Check each line for the string "SRMTID" and give only the count of lines that have it.

>> Begin

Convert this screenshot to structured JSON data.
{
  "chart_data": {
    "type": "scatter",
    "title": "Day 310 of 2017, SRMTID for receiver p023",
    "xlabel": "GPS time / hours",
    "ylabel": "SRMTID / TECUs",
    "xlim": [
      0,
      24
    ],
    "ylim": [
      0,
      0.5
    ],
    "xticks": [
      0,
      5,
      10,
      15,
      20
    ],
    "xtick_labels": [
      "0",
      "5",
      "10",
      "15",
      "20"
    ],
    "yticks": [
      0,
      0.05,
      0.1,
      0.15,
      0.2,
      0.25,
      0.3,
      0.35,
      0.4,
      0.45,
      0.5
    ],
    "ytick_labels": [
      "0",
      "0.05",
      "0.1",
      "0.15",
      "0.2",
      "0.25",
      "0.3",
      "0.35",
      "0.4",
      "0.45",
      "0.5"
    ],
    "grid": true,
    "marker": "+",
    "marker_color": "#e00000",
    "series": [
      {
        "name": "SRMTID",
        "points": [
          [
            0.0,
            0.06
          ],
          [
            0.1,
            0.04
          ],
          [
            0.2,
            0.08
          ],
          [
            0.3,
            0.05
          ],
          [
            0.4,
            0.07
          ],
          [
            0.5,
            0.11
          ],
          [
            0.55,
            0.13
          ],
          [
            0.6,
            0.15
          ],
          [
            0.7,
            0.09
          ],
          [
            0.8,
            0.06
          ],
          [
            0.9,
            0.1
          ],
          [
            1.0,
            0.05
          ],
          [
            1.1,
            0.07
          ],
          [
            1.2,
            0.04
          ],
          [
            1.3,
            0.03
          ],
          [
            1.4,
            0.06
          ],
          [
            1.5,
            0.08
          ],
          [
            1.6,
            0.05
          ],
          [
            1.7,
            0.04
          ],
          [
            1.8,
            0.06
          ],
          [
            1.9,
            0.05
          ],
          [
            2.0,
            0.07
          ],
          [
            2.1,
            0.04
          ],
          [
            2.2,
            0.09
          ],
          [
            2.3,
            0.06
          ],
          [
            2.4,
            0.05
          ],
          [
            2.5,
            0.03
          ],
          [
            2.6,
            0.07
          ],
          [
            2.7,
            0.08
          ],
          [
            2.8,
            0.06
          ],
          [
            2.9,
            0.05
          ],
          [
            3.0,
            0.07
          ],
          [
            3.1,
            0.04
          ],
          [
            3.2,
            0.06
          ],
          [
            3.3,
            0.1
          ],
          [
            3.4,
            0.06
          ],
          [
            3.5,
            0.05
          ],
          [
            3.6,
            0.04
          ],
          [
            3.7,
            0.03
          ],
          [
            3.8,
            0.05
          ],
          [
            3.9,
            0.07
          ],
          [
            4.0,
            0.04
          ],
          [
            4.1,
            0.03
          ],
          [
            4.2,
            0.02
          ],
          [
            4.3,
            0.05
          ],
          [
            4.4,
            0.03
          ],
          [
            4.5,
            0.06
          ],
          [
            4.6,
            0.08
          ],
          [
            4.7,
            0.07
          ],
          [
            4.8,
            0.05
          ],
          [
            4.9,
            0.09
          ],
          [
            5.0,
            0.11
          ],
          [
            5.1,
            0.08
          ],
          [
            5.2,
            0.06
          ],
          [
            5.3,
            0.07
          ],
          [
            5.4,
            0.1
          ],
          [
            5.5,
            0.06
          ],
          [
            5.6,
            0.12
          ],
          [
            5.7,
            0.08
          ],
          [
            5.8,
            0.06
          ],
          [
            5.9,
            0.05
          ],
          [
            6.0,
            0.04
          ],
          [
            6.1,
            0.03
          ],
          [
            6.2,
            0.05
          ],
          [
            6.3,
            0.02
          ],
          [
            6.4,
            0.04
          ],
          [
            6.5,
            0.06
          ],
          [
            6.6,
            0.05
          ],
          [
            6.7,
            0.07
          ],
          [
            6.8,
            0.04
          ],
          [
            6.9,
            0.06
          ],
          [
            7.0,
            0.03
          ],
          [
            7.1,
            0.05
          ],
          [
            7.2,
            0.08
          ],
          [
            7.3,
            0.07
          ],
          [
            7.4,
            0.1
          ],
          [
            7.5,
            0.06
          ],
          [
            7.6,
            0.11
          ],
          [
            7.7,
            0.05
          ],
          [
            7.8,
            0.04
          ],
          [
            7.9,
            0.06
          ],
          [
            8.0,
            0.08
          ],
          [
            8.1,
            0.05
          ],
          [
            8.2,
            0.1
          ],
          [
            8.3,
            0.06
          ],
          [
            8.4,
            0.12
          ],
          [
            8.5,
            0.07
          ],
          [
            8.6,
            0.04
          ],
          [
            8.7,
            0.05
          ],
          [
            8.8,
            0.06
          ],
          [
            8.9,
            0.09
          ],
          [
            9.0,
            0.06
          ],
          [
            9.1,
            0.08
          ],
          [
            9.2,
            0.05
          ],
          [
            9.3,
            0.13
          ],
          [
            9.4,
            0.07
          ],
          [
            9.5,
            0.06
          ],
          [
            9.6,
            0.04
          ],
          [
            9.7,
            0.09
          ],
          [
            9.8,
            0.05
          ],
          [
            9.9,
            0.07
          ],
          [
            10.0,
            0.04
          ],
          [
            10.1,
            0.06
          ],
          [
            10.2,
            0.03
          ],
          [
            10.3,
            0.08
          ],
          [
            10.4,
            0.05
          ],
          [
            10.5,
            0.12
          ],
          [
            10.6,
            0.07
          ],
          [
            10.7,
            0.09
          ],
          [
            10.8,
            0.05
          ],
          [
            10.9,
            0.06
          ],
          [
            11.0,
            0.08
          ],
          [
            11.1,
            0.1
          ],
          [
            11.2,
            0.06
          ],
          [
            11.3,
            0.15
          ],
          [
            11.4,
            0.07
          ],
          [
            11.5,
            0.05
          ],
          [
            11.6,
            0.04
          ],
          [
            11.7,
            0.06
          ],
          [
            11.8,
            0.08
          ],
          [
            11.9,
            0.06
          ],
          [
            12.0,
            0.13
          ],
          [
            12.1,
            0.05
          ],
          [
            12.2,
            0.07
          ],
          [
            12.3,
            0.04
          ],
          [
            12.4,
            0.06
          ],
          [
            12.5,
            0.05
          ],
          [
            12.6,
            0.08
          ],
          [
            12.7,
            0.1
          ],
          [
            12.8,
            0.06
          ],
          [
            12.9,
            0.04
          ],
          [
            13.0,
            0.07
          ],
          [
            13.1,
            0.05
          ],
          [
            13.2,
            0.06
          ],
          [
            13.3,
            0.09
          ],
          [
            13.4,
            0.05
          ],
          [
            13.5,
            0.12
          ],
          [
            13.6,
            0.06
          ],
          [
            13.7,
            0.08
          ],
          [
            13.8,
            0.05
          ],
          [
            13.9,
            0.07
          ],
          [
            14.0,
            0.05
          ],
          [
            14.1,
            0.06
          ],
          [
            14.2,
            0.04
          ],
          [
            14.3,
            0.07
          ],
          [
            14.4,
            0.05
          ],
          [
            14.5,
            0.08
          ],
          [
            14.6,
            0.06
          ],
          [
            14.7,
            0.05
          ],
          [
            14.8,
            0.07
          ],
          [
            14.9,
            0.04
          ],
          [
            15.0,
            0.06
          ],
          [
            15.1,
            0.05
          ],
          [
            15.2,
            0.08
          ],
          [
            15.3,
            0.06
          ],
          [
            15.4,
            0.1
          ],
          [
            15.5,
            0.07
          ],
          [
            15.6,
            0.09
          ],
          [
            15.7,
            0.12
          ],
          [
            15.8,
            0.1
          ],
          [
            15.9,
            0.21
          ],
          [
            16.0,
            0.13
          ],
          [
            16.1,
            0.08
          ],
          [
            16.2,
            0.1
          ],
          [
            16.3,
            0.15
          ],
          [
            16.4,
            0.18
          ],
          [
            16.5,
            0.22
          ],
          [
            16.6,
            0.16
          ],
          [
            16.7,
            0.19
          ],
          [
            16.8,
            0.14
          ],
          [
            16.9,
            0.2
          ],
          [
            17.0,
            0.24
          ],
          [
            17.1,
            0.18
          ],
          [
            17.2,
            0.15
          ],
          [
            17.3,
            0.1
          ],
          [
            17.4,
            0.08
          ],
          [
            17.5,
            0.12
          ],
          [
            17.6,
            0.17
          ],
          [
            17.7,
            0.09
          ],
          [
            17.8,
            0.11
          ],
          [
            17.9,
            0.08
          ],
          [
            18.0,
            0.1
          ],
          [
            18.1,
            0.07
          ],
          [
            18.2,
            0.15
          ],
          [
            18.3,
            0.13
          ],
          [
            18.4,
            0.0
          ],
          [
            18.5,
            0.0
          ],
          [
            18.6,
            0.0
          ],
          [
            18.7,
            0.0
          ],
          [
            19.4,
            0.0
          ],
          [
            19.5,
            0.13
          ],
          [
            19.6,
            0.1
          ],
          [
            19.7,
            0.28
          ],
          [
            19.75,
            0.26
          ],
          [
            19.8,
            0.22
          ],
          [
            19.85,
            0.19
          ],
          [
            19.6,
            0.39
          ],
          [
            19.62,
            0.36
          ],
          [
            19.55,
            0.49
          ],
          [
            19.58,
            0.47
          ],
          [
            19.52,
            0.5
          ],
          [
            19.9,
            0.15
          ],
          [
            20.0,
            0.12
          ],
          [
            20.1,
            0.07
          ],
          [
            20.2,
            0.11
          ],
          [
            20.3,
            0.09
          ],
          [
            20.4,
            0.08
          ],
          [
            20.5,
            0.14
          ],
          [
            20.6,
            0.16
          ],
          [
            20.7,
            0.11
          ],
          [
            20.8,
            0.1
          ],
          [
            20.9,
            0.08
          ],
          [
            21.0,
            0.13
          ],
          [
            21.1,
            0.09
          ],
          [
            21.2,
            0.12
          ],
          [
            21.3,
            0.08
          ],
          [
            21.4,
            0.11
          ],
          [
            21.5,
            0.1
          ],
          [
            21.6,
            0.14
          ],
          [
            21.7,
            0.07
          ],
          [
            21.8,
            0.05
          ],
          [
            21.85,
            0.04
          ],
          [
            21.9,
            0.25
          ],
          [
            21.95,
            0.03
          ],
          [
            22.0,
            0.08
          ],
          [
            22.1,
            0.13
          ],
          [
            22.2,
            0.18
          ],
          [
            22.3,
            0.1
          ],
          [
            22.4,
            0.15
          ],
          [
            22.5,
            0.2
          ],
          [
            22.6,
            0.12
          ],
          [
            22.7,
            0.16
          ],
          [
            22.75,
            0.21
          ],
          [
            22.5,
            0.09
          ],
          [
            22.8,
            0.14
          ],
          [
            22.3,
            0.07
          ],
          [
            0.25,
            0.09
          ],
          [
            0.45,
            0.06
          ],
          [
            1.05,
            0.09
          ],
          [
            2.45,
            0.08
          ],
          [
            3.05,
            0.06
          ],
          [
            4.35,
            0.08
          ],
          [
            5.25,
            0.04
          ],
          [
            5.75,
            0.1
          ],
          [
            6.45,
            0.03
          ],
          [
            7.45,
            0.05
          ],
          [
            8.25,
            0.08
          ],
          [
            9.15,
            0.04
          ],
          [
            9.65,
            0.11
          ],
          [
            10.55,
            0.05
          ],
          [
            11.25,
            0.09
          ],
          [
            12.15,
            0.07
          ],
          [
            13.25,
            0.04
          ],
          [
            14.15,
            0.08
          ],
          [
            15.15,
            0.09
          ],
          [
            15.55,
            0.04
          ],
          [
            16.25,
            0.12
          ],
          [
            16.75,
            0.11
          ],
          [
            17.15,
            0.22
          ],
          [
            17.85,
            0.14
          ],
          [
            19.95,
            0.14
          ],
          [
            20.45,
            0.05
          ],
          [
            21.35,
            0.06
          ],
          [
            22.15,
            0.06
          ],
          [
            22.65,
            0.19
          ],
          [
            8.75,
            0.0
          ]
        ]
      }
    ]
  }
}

>> End

Exercise response. 3